##### 所给文本

Redis集群支持master节点故障自动failover到从节点,所以集群每个master节点最少保证有一个从节点可用。本次测试用了三个主机,每个节点上均有一个master和slave,详情如下:

redis节点 IP 初始角色 slave节点 redis版本 日志路径
redis01:6379 192.168.100.1 master redis03:6380 5.0.3 /var/log/redis/redis_6379.log
redis02:6379 192.168.100.2 master redis01:6380 5.0.3 /var/log/redis/redis_6379.log
redis03:6379 192.168.100.3 master redis02:6380 5.0.3 /var/log/redis/redis_6379.log
redis01:6380 192.168.100.1 slave - 5.0.3 /var/log/redis/redis_6380.log
redis02:6380 192.168.100.2 slave - 5.0.3 /var/log/redis/redis_6380.log
redis03:6380 192.168.100.3 slave - 5.0.3 /var/log/redis/redis_6380.log

初始集群信息如下:

1
2
3
4
5
6
7
8
9
10
11
12
13
14
15
16
17
18
19
20
21
22
23
24
25
127.0.0.1:6379> cluster nodes
b669e00c960f525f451fd5e24bf67bc6a7521f05 192.168.100.2:6380@16380 slave 086738b731ecbf4526faca070c53f8bcdede5952 0 1549941812000 5 connected
1d8748d57d749dcc880e9274465fa353b9f63b9e 192.168.100.2:6379@16379 master - 0 1549941812934 2 connected 5461-10922
c876e5e99902ad9f11c714eca6770dac7626ffa0 192.168.100.1:6379@16379 myself,master - 0 1549941812000 1 connected 0-5460
e509322da0e6589617e5916945e745f8a97fa68a 192.168.100.1:6380@16380 slave 1d8748d57d749dcc880e9274465fa353b9f63b9e 0 1549941812000 4 connected
fa1fa2a7c281115192f1caec30857921dadf0941 192.168.100.3:6380@16380 slave c876e5e99902ad9f11c714eca6770dac7626ffa0 0 1549941814000 6 connected
086738b731ecbf4526faca070c53f8bcdede5952 192.168.100.3:6379@16379 master - 0 1549941814938 3 connected 10923-16383
127.0.0.1:6379> cluster info
cluster_state:ok
cluster_slots_assigned:16384
cluster_slots_ok:16384
cluster_slots_pfail:0
cluster_slots_fail:0
cluster_known_nodes:6
cluster_size:3
cluster_current_epoch:6
cluster_my_epoch:1
cluster_stats_messages_ping_sent:2484060
cluster_stats_messages_pong_sent:2301073
cluster_stats_messages_sent:4785133
cluster_stats_messages_ping_received:2301068
cluster_stats_messages_pong_received:2484060
cluster_stats_messages_meet_received:5
cluster_stats_messages_received:4785133
127.0.0.1:6379>

redis cluster failover机制

Redis集群自身实现了高可用,当集群内少量节点出现故障时通过自动故障转移保证集群可以正常对外提供服务。

##########
##### 待查数据

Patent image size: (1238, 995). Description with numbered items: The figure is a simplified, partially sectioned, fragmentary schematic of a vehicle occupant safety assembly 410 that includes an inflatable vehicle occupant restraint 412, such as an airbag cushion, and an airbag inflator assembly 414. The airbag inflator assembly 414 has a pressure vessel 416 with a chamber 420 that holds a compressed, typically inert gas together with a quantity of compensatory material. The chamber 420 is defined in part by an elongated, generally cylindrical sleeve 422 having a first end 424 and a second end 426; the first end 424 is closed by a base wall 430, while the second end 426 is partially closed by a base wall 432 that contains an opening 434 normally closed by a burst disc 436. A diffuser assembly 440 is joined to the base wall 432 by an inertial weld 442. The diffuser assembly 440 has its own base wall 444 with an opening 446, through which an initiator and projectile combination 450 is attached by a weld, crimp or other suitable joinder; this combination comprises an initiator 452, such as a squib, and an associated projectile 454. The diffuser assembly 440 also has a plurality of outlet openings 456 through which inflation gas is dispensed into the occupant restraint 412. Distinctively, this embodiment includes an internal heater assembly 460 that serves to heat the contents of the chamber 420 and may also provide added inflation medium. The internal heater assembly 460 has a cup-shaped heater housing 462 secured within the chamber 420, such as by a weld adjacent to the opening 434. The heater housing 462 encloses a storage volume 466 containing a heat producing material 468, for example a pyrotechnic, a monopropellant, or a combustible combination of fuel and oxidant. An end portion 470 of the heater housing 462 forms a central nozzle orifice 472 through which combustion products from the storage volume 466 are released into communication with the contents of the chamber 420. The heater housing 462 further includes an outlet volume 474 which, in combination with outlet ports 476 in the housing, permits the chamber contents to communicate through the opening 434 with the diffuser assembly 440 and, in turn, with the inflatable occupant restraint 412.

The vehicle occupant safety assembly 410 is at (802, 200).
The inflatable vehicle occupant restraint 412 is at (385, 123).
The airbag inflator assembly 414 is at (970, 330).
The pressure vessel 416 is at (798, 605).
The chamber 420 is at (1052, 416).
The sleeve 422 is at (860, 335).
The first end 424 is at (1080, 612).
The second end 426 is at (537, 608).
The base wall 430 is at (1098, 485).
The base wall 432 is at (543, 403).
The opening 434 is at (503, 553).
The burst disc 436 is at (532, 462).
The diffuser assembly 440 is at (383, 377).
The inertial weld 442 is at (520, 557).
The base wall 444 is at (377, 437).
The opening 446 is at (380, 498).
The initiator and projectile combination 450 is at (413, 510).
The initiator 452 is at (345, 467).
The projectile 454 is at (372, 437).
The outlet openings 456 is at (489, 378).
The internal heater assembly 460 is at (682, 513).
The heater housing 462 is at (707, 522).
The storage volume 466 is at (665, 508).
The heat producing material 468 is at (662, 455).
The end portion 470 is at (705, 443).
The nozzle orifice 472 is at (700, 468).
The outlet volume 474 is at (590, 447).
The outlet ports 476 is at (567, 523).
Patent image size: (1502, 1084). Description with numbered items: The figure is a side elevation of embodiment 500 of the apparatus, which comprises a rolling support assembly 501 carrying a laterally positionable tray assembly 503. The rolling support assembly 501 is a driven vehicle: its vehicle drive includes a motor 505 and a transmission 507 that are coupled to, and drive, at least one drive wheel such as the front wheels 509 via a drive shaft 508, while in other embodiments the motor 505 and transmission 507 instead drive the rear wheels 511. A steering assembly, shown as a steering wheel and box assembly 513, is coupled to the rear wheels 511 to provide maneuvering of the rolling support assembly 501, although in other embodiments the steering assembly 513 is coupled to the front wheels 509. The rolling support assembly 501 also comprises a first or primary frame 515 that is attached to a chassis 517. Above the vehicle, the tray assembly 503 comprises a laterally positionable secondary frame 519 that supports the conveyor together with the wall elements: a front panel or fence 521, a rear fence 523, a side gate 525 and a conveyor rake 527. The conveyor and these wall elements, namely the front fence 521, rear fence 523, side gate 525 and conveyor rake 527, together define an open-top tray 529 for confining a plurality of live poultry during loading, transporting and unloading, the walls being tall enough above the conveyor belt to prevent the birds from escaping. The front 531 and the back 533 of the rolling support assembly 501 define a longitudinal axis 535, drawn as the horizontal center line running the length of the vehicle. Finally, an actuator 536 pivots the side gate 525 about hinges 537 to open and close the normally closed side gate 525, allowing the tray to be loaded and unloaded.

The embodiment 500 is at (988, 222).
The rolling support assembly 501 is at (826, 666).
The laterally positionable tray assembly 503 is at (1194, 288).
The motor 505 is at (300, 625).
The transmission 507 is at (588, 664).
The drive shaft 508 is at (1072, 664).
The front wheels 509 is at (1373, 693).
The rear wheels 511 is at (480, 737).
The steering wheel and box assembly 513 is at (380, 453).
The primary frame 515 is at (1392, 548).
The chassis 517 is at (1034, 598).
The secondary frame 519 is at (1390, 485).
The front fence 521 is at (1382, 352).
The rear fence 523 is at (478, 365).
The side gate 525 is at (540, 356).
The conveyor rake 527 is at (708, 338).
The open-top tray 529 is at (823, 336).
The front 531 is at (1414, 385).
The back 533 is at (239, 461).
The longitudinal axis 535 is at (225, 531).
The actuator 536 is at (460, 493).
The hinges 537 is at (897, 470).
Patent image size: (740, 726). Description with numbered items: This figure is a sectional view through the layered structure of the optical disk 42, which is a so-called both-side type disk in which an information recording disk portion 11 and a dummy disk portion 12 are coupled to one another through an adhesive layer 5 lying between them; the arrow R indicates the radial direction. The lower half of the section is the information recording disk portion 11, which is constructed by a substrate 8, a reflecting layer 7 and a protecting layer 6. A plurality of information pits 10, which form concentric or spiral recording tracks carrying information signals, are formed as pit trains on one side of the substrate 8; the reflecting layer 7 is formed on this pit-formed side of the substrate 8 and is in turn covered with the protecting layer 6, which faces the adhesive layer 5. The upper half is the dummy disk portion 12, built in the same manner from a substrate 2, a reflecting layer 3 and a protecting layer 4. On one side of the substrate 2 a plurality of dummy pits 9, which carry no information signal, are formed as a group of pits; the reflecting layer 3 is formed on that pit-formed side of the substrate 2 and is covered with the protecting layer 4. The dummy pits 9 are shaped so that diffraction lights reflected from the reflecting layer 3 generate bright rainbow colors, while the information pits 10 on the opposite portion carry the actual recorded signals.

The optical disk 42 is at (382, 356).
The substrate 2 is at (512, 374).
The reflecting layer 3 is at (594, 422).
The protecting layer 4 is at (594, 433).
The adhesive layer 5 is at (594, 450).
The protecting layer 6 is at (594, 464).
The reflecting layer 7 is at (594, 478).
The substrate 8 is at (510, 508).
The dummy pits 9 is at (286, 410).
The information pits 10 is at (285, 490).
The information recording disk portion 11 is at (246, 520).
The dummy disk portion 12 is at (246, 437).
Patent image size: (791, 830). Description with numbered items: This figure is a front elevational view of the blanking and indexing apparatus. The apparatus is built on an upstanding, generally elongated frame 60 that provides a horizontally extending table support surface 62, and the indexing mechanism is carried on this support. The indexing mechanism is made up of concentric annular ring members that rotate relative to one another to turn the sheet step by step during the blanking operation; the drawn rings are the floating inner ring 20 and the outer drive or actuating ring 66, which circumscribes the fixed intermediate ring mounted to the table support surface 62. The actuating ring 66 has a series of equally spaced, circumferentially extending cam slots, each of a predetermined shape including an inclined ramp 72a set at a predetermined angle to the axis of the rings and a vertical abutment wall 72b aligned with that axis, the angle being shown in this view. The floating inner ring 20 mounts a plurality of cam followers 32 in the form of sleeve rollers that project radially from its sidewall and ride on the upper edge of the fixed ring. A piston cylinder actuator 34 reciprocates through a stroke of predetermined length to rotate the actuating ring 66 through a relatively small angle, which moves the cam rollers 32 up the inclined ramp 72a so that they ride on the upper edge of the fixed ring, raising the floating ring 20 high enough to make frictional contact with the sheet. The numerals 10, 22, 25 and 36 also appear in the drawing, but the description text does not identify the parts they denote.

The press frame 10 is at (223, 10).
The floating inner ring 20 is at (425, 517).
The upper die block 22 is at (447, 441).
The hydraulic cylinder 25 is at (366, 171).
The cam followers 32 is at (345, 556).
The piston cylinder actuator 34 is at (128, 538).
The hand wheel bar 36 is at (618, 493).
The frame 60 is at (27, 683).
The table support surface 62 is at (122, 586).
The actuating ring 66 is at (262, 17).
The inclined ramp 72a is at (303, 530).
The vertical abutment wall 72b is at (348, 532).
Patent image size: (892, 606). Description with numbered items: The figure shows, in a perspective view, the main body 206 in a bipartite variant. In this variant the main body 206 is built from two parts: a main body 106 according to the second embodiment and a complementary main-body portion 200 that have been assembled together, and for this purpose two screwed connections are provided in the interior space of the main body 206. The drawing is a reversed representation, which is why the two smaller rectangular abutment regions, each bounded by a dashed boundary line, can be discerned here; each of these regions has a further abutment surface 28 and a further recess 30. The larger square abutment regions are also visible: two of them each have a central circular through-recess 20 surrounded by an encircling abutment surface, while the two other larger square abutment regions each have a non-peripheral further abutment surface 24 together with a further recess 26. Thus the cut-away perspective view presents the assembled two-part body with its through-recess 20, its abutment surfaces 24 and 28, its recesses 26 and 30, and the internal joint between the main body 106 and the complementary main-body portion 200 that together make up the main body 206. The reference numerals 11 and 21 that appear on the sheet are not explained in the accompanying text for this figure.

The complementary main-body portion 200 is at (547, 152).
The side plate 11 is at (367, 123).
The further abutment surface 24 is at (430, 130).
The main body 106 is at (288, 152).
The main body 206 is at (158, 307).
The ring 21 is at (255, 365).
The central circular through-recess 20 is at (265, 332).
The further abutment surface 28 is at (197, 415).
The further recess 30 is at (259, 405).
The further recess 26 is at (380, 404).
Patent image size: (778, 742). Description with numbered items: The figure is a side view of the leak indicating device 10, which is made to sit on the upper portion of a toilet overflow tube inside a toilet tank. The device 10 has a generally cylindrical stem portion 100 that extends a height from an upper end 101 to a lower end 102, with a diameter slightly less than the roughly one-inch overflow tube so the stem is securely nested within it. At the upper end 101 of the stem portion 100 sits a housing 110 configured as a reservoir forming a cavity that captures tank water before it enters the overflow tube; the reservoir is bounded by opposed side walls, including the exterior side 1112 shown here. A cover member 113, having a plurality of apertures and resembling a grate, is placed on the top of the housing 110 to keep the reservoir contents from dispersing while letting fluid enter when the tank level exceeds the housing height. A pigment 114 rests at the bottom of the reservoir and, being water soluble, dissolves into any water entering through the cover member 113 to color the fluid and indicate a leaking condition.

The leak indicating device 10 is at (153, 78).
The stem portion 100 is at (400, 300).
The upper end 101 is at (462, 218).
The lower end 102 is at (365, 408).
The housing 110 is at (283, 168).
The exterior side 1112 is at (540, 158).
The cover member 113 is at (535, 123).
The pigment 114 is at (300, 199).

##########

练习任务 1 ▸ 根据这篇关于Redis集群故障转移的文章,redis01:6379这个master节点对应的slave节点是哪一个?
练习任务 2 ▸ 请接着这篇关于Redis集群故障转移的文章的最后一句往下续写。
上面的列表来自另一个来源。

任务答案 1 ▸ redis03:6380

任务答案 2 ▸
故障发现

  1. 主观下线

当cluster-node-timeout时间内某节点无法与另一个节点顺利完成ping消息通信时,则将该节点标记为主观下线状态。

  1. 客观下线

当某个节点判断另一个节点主观下线后,该节点的下线报告会通过Gossip消息传播。当接收节点发现消息体中含有主观下线的节点,其会尝试对该节点进行客观下线,依据下线报告是否在有效期内(如果在cluster-node-timeout*2时间内无法收集到一半以上槽节点的下线报告,那么之前的下线报告会过期),且数量大于槽节点总数的一半。若是,则将该节点更新为客观下线,并向集群广播下线节点的fail消息。

故障恢复

故障节点变为客观下线后,如果下线节点是持有槽的主节点,则需要在它的从节点中选出一个替换它,从而保证集群的高可用,过程如下:

  1. 资格检查

每个从节点都要检查最后与主节点断线时间,判断是否有资格替换故障的主节点。如果从节点与主节点断线时间超过cluster-node-timeout*cluster-slave-validity-factor,则当前从节点不具备故障转移资格。

  1. 准备选举时间

从节点符合故障转移资格后,更新触发故障选举时间,只有到达该时间才能执行后续流程。采用延迟触发机制,主要是对多个从节点使用不同的延迟选举时间来支持优先级。复制偏移量越大说明从节点延迟越低,那么它应该具有更高的优先级。

  1. 发起选举

当从节点到达故障选举时间后,会触发选举流程:

(1) 更新配置纪元

配置纪元是一个只增不减的整数,每个主节点自身维护一个配置纪元,标示当前主节点的版本,所有主节点的配置纪元都不相等,从节点会复制主节点的配置纪元。整个集群又维护一个全局的配置纪元,用于记录集群内所有主节点配置纪元的最大版本。每次集群发生重大事件,如新加入主节点或由从节点转换而来,从节点竞争选举,都会递增集群全局配置纪元并赋值给相关主节点,用于记录这一关键事件。

(2) 广播选举消息

在集群内广播选举消息,并记录已发送过消息的状态,保证该从节点在一个配置纪元内只能发起一次选举。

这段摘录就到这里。